[start]

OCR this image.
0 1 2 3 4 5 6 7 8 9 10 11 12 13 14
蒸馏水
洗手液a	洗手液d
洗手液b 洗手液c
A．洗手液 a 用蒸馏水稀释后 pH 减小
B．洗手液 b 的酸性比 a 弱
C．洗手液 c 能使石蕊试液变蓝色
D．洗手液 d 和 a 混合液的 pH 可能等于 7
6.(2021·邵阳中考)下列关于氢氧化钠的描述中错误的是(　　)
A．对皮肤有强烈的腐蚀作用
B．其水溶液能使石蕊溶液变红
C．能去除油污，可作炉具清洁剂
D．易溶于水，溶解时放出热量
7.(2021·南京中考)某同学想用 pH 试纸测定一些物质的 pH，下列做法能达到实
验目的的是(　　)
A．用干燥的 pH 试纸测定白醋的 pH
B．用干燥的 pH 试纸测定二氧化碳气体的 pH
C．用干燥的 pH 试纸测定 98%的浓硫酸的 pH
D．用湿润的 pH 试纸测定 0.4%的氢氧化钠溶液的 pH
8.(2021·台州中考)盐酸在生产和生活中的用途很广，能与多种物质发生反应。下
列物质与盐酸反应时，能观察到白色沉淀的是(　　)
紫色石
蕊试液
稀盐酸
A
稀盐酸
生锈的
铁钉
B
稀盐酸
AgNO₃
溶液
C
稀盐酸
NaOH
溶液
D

[end]
[start]

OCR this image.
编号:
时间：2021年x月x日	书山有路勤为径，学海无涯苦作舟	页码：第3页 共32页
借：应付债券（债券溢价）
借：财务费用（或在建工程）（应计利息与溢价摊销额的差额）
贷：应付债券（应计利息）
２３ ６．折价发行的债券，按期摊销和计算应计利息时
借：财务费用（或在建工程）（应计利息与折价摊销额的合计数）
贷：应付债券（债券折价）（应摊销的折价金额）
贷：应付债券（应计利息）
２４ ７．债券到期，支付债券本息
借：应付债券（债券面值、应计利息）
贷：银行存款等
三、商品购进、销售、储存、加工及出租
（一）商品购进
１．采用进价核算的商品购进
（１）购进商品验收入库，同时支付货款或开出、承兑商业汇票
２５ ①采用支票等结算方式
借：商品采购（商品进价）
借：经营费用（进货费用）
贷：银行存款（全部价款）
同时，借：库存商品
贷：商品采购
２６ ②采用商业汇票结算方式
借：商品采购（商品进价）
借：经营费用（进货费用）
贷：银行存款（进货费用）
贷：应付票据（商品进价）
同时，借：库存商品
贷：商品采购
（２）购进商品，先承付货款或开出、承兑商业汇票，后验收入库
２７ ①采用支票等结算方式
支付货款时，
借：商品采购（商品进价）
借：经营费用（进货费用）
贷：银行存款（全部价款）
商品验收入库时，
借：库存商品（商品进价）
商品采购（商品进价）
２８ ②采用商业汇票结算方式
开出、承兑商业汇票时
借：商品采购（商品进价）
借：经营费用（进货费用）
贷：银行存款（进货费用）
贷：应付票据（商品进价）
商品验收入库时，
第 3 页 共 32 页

[end]
[start]

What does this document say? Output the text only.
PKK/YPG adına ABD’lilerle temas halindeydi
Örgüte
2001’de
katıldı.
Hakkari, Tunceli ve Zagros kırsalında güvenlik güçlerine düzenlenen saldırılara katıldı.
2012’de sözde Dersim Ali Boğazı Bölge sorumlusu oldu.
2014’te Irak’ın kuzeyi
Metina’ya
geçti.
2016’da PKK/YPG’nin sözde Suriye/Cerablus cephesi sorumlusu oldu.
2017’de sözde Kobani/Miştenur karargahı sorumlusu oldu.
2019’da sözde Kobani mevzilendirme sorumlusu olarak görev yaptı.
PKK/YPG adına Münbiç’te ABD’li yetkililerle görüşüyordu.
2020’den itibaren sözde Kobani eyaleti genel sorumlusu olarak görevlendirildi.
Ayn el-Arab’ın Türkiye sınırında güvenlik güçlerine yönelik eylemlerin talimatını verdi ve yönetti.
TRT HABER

[end]

§ EXERCISE PROMPT: Show each line of the listing that holds the string "sözde".

§ RESPONSE BELOW:
2012’de sözde Dersim Ali Boğazı Bölge sorumlusu oldu.
2016’da PKK/YPG’nin sözde Suriye/Cerablus cephesi sorumlusu oldu.
2017’de sözde Kobani/Miştenur karargahı sorumlusu oldu.
2019’da sözde Kobani mevzilendirme sorumlusu olarak görev yaptı.
2020’den itibaren sözde Kobani eyaleti genel sorumlusu olarak görevlendirildi.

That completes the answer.